Can you print every record below exactly as written?
=== EXTRACTED ENTRIES ===
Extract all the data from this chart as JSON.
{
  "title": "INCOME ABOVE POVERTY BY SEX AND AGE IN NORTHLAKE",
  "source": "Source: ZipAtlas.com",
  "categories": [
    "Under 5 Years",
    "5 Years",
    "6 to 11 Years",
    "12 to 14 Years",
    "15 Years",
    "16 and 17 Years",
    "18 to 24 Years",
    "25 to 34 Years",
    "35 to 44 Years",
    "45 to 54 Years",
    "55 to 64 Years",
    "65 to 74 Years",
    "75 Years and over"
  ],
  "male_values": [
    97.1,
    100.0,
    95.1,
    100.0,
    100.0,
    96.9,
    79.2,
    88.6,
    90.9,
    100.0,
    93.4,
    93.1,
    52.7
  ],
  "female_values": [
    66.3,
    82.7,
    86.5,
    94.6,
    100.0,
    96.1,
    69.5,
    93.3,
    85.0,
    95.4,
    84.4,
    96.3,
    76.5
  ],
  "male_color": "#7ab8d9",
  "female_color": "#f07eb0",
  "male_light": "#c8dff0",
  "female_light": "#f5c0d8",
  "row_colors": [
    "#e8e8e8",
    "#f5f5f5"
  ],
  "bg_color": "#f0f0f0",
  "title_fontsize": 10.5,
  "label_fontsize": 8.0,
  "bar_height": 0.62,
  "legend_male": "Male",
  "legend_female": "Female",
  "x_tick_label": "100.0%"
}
===
EXERCISE SOLUTION:
Extract all the data from this chart as JSON.
{
  "title": "INCOME ABOVE POVERTY BY SEX AND AGE IN NORTHLAKE",
  "source": "Source: ZipAtlas.com",
  "categories": [
    "Under 5 Years",
    "5 Years",
    "6 to 11 Years",
    "12 to 14 Years",
    "15 Years",
    "16 and 17 Years",
    "18 to 24 Years",
    "25 to 34 Years",
    "35 to 44 Years",
    "45 to 54 Years",
    "55 to 64 Years",
    "65 to 74 Years",
    "75 Years and over"
  ],
  "male_values": [
    97.1,
    100.0,
    95.1,
    100.0,
    100.0,
    96.9,
    79.2,
    88.6,
    90.9,
    100.0,
    93.4,
    93.1,
    52.7
  ],
  "female_values": [
    66.3,
    82.7,
    86.5,
    94.6,
    100.0,
    96.1,
    69.5,
    93.3,
    85.0,
    95.4,
    84.4,
    96.3,
    76.5
  ],
  "male_color": "#7ab8d9",
  "female_color": "#f07eb0",
  "male_light": "#c8dff0",
  "female_light": "#f5c0d8",
  "row_colors": [
    "#e8e8e8",
    "#f5f5f5"
  ],
  "bg_color": "#f0f0f0",
  "title_fontsize": 10.5,
  "label_fontsize": 8.0,
  "bar_height": 0.62,
  "legend_male": "Male",
  "legend_female": "Female",
  "x_tick_label": "100.0%"
}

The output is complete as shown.